> _AUFGABE_
Wie würde ein Dialektsprecher in Bayern laut dem Text über den bayerischen Dialekt „Machst Du das“ sagen? Bitte gib die Form aus dem Text an.

> _EXTRAHIERTER TEXT_
Wir Bayern sind nicht nur Patrioten, wir sind auch Rebellen und überhaupt sehr viel besser als die Markners, und das in jeder denkbaren und sogar undenkbaren Beziehung: Mia san mia, und schreim damma uns uns!
Weil wir hier zufällig das Thema „Bayern“ streifen: „Mäckst däß“ (Machst Du das) – In Bayern würde ein Dialektsprecher sagen: Machsd Du dees? So würde er das im Dialekt sagen. Auf Hochdeutsch würde er sagen: „Machst Du des“, wobei das „a“ ganz dunkel klingen würde (drohend direkt), und dass noch ein „a“ in das „“des“ bzw „das“ gehört: Das würd er glatt vergessen. Wo man „Mäckst däß“ sagt, weiß ich nicht. Vielleicht in Baden? Vielleicht können Sie mir da weiterhelfen.

Zu der nach norddeutschem Vorbild standardisierten Hochsprache als einzig möglichen Kompromiss zur Gewährleistung einer einigermaßen reibungslosen Verständigung zwischen Oberammergau und Flensburg:
Die wird nie geben. Norddeutschland ist grundsätzlich abzulehnen. Es ist öde, fad und mopsig und ausgesprochen langweilig.

> _MATERIAL_
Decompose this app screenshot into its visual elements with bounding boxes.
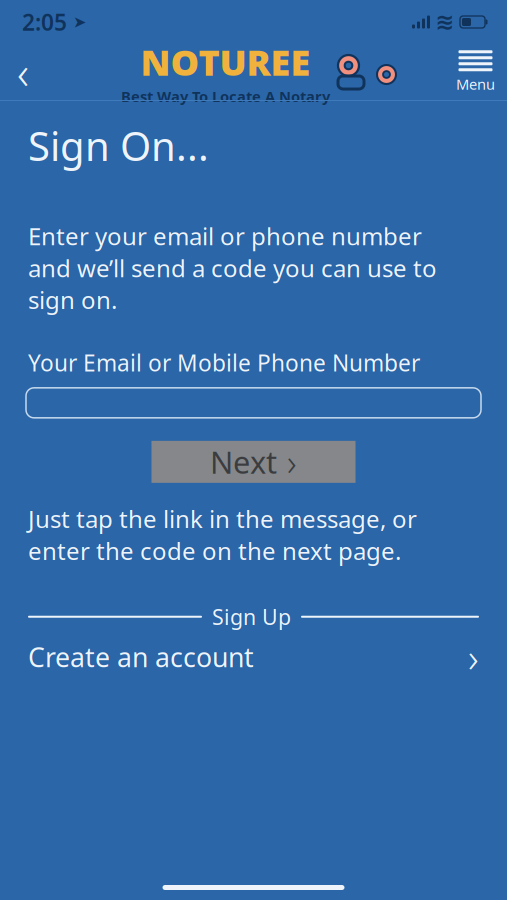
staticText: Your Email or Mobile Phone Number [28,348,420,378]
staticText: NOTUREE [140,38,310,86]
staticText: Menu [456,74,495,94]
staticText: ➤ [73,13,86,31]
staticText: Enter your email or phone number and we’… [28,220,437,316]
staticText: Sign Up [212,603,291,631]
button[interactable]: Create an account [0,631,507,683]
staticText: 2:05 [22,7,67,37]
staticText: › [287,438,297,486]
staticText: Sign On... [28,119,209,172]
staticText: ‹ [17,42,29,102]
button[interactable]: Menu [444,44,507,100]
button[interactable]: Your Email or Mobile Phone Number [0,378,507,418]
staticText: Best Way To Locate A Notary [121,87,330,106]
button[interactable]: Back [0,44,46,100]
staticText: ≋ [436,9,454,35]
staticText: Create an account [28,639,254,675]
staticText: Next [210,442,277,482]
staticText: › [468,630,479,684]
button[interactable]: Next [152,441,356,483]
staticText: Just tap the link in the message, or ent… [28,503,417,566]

> _ANTWORT_
„Machsd Du dees?“